_Prompt_
Wherever "Biblische" appears in a line, copy that line.

─── Information provided ───

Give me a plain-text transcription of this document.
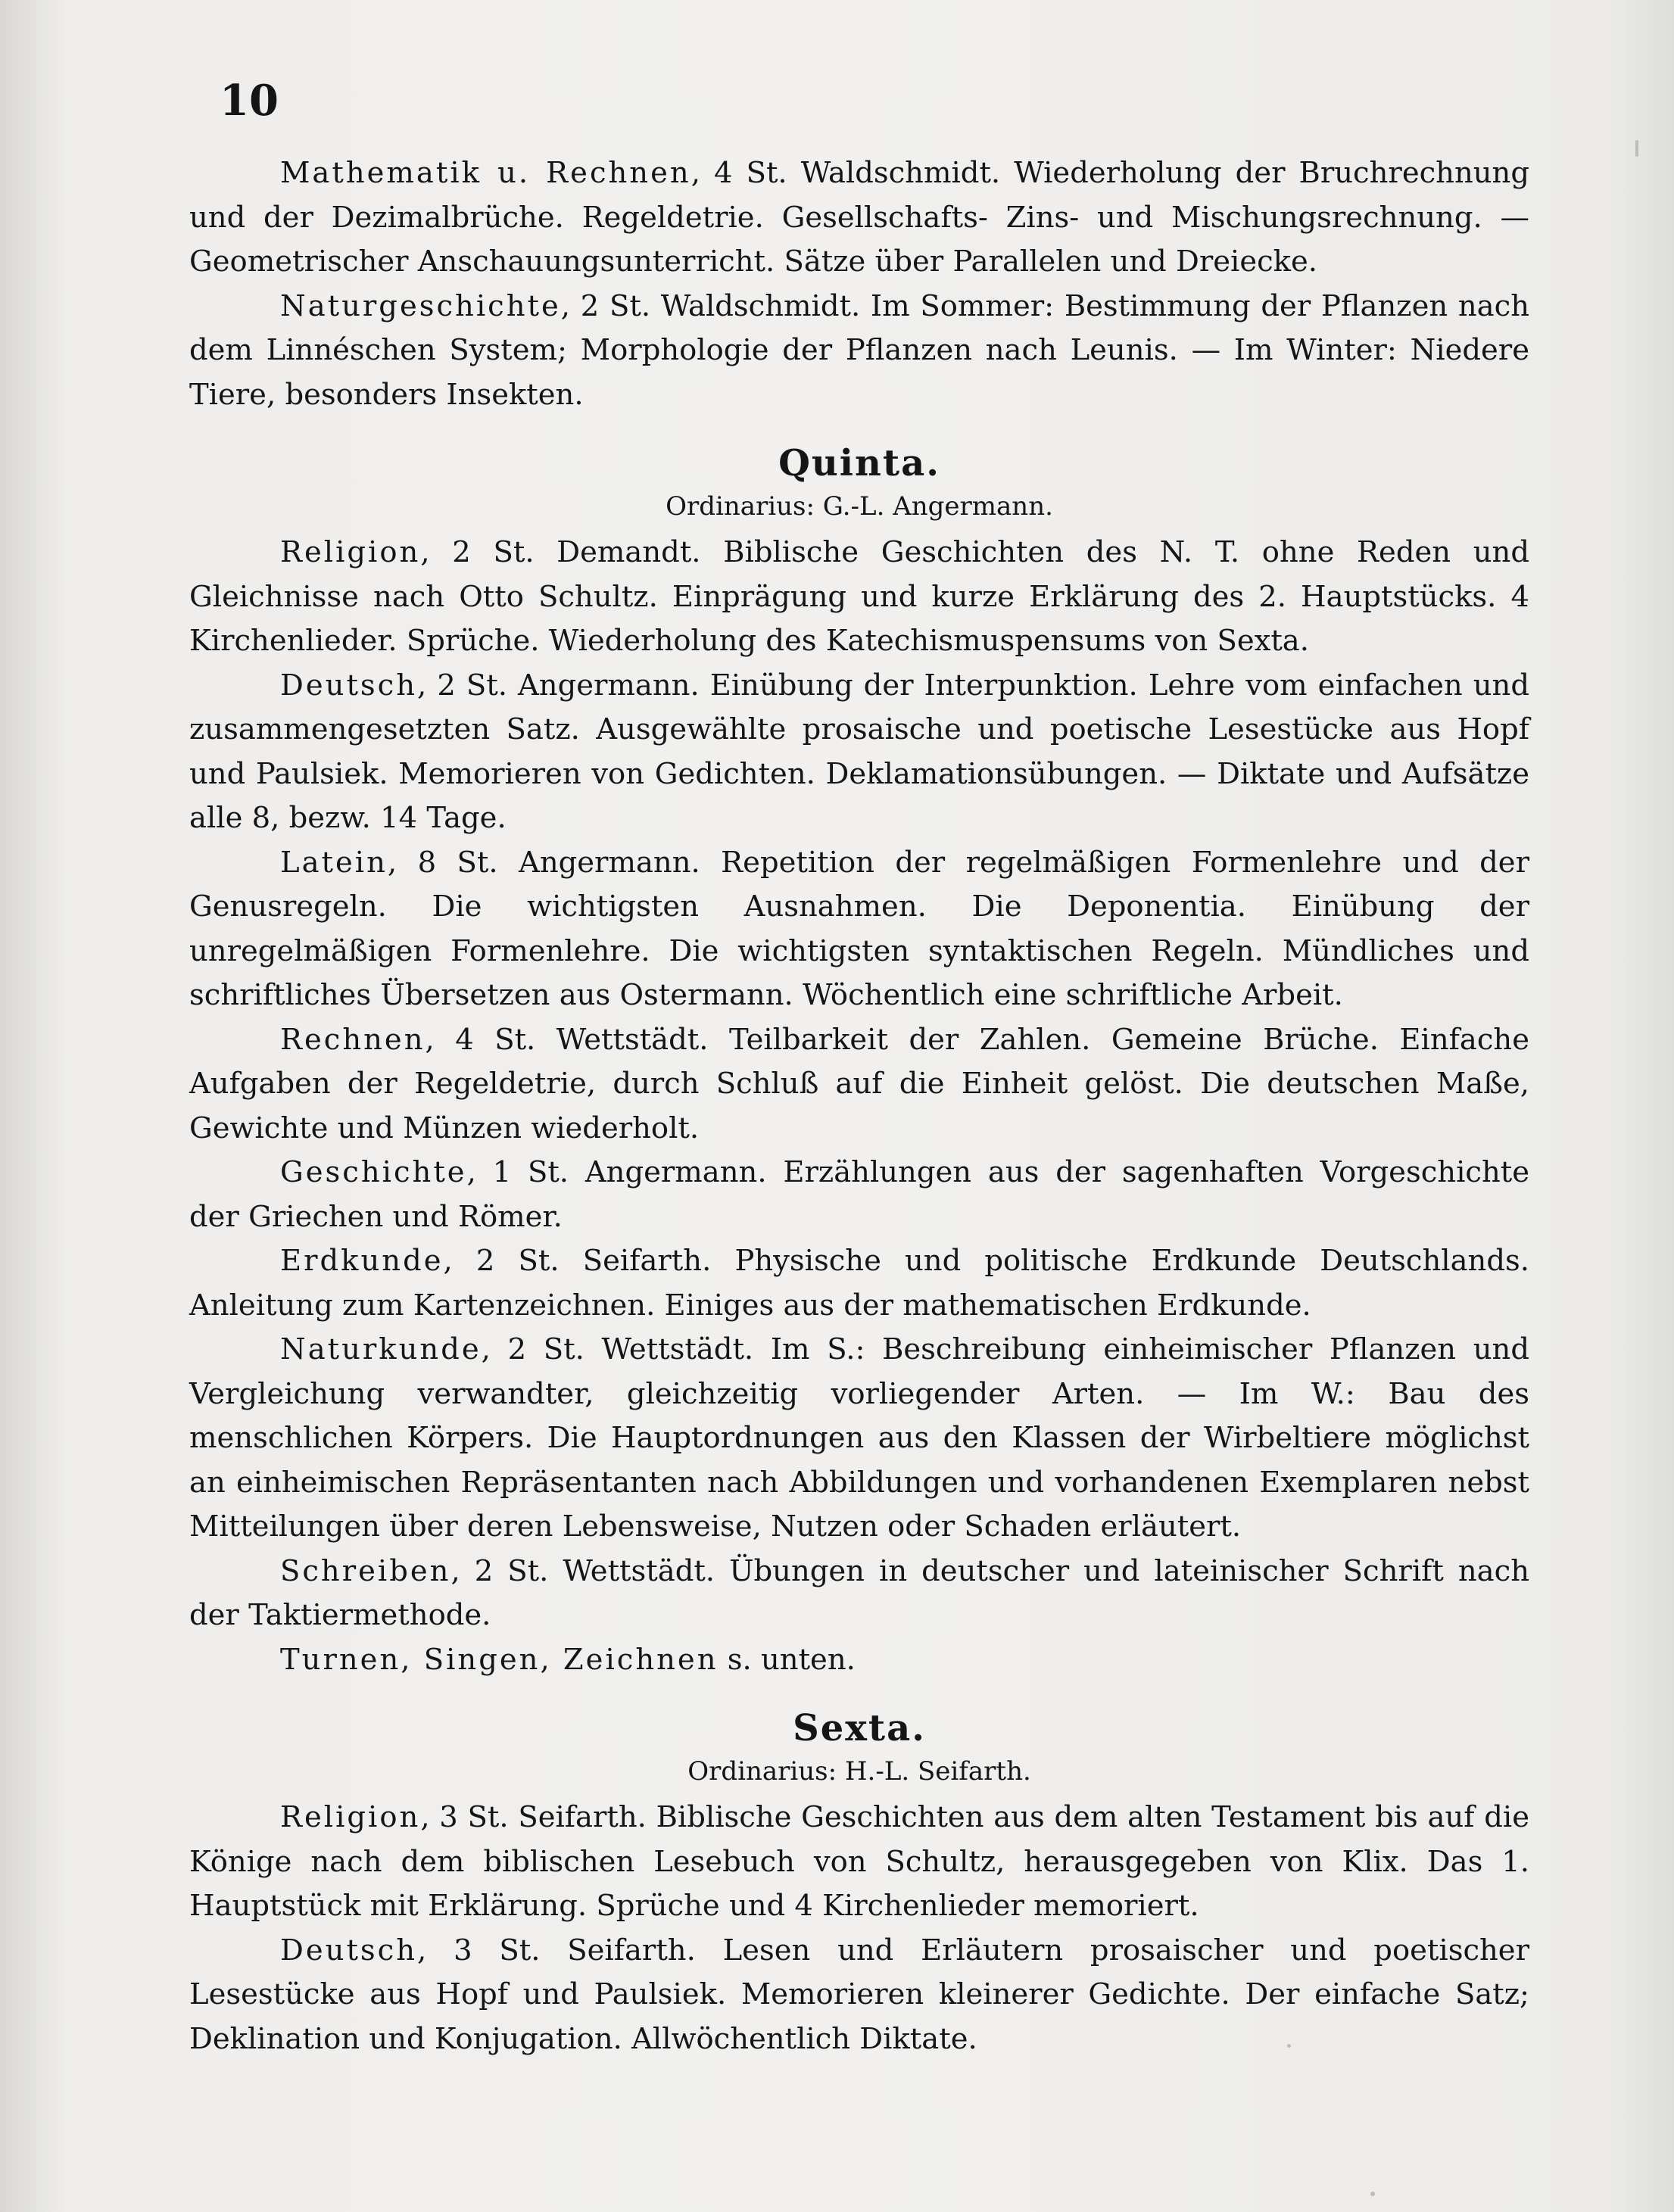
10

Mathematik u. Rechnen, 4 St. Waldschmidt. Wiederholung der Bruchrechnung und der Dezimalbrüche. Regeldetrie. Gesellschafts- Zins- und Mischungsrechnung. — Geometrischer Anschauungsunterricht. Sätze über Parallelen und Dreiecke.

Naturgeschichte, 2 St. Waldschmidt. Im Sommer: Bestimmung der Pflanzen nach dem Linnéschen System; Morphologie der Pflanzen nach Leunis. — Im Winter: Niedere Tiere, besonders Insekten.

Quinta.

Ordinarius: G.-L. Angermann.

Religion, 2 St. Demandt. Biblische Geschichten des N. T. ohne Reden und Gleichnisse nach Otto Schultz. Einprägung und kurze Erklärung des 2. Hauptstücks. 4 Kirchenlieder. Sprüche. Wiederholung des Katechismuspensums von Sexta.

Deutsch, 2 St. Angermann. Einübung der Interpunktion. Lehre vom einfachen und zusammengesetzten Satz. Ausgewählte prosaische und poetische Lesestücke aus Hopf und Paulsiek. Memorieren von Gedichten. Deklamationsübungen. — Diktate und Aufsätze alle 8, bezw. 14 Tage.

Latein, 8 St. Angermann. Repetition der regelmäßigen Formenlehre und der Genusregeln. Die wichtigsten Ausnahmen. Die Deponentia. Einübung der unregelmäßigen Formenlehre. Die wichtigsten syntaktischen Regeln. Mündliches und schriftliches Übersetzen aus Ostermann. Wöchentlich eine schriftliche Arbeit.

Rechnen, 4 St. Wettstädt. Teilbarkeit der Zahlen. Gemeine Brüche. Einfache Aufgaben der Regeldetrie, durch Schluß auf die Einheit gelöst. Die deutschen Maße, Gewichte und Münzen wiederholt.

Geschichte, 1 St. Angermann. Erzählungen aus der sagenhaften Vorgeschichte der Griechen und Römer.

Erdkunde, 2 St. Seifarth. Physische und politische Erdkunde Deutschlands. Anleitung zum Kartenzeichnen. Einiges aus der mathematischen Erdkunde.

Naturkunde, 2 St. Wettstädt. Im S.: Beschreibung einheimischer Pflanzen und Vergleichung verwandter, gleichzeitig vorliegender Arten. — Im W.: Bau des menschlichen Körpers. Die Hauptordnungen aus den Klassen der Wirbeltiere möglichst an einheimischen Repräsentanten nach Abbildungen und vorhandenen Exemplaren nebst Mitteilungen über deren Lebensweise, Nutzen oder Schaden erläutert.

Schreiben, 2 St. Wettstädt. Übungen in deutscher und lateinischer Schrift nach der Taktiermethode.

Turnen, Singen, Zeichnen s. unten.

Sexta.

Ordinarius: H.-L. Seifarth.

Religion, 3 St. Seifarth. Biblische Geschichten aus dem alten Testament bis auf die Könige nach dem biblischen Lesebuch von Schultz, herausgegeben von Klix. Das 1. Hauptstück mit Erklärung. Sprüche und 4 Kirchenlieder memoriert.

Deutsch, 3 St. Seifarth. Lesen und Erläutern prosaischer und poetischer Lesestücke aus Hopf und Paulsiek. Memorieren kleinerer Gedichte. Der einfache Satz; Deklination und Konjugation. Allwöchentlich Diktate.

───

_Task answer_
Religion, 2 St. Demandt. Biblische Geschichten des N. T. ohne Reden und Gleichnisse nach Otto Schultz. Einprägung und kurze Erklärung des 2. Hauptstücks. 4 Kirchenlieder. Sprüche. Wiederholung des Katechismuspensums von Sexta.
Religion, 3 St. Seifarth. Biblische Geschichten aus dem alten Testament bis auf die Könige nach dem biblischen Lesebuch von Schultz, herausgegeben von Klix. Das 1. Hauptstück mit Erklärung. Sprüche und 4 Kirchenlieder memoriert.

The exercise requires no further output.